EXERCISE DESCRIPTION ▸
Put each line of the records below into a numbered list, leaving out any blank lines.

EXERCISE INPUTS ▸
# # # #
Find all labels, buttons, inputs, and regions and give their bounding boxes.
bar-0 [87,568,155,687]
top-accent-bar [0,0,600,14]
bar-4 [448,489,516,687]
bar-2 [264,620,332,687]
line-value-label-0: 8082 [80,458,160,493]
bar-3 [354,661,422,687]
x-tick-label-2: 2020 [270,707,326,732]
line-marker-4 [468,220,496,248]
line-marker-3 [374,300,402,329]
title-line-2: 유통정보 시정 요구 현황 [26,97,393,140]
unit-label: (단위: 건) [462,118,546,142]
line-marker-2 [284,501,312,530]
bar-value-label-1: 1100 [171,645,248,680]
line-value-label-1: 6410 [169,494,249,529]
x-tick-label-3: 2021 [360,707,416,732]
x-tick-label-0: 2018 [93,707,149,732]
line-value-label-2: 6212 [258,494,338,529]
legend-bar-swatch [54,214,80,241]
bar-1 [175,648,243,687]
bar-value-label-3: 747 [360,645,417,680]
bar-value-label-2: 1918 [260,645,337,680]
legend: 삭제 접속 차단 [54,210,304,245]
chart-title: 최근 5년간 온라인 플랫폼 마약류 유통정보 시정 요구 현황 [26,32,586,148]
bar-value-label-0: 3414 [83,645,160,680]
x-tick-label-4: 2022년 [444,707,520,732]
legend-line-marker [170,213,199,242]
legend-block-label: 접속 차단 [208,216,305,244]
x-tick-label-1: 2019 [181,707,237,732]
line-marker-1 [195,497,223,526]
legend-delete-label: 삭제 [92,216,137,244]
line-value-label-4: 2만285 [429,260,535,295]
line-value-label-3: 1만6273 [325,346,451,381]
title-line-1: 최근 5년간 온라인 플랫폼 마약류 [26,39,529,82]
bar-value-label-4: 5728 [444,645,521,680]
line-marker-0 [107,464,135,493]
# # # #
TASK SOLUTION ▸
1. Find all labels, buttons, inputs, and regions and give their bounding boxes.
2. bar-0 [87,568,155,687]
3. top-accent-bar [0,0,600,14]
4. bar-4 [448,489,516,687]
5. bar-2 [264,620,332,687]
6. line-value-label-0: 8082 [80,458,160,493]
7. bar-3 [354,661,422,687]
8. x-tick-label-2: 2020 [270,707,326,732]
9. line-marker-4 [468,220,496,248]
10. line-marker-3 [374,300,402,329]
11. title-line-2: 유통정보 시정 요구 현황 [26,97,393,140]
12. unit-label: (단위: 건) [462,118,546,142]
13. line-marker-2 [284,501,312,530]
14. bar-value-label-1: 1100 [171,645,248,680]
15. line-value-label-1: 6410 [169,494,249,529]
16. x-tick-label-3: 2021 [360,707,416,732]
17. x-tick-label-0: 2018 [93,707,149,732]
18. line-value-label-2: 6212 [258,494,338,529]
19. legend-bar-swatch [54,214,80,241]
20. bar-1 [175,648,243,687]
21. bar-value-label-3: 747 [360,645,417,680]
22. bar-value-label-2: 1918 [260,645,337,680]
23. legend: 삭제 접속 차단 [54,210,304,245]
24. chart-title: 최근 5년간 온라인 플랫폼 마약류 유통정보 시정 요구 현황 [26,32,586,148]
25. bar-value-label-0: 3414 [83,645,160,680]
26. x-tick-label-4: 2022년 [444,707,520,732]
27. legend-line-marker [170,213,199,242]
28. legend-block-label: 접속 차단 [208,216,305,244]
29. x-tick-label-1: 2019 [181,707,237,732]
30. line-marker-1 [195,497,223,526]
31. legend-delete-label: 삭제 [92,216,137,244]
32. line-value-label-4: 2만285 [429,260,535,295]
33. line-value-label-3: 1만6273 [325,346,451,381]
34. title-line-1: 최근 5년간 온라인 플랫폼 마약류 [26,39,529,82]
35. bar-value-label-4: 5728 [444,645,521,680]
36. line-marker-0 [107,464,135,493]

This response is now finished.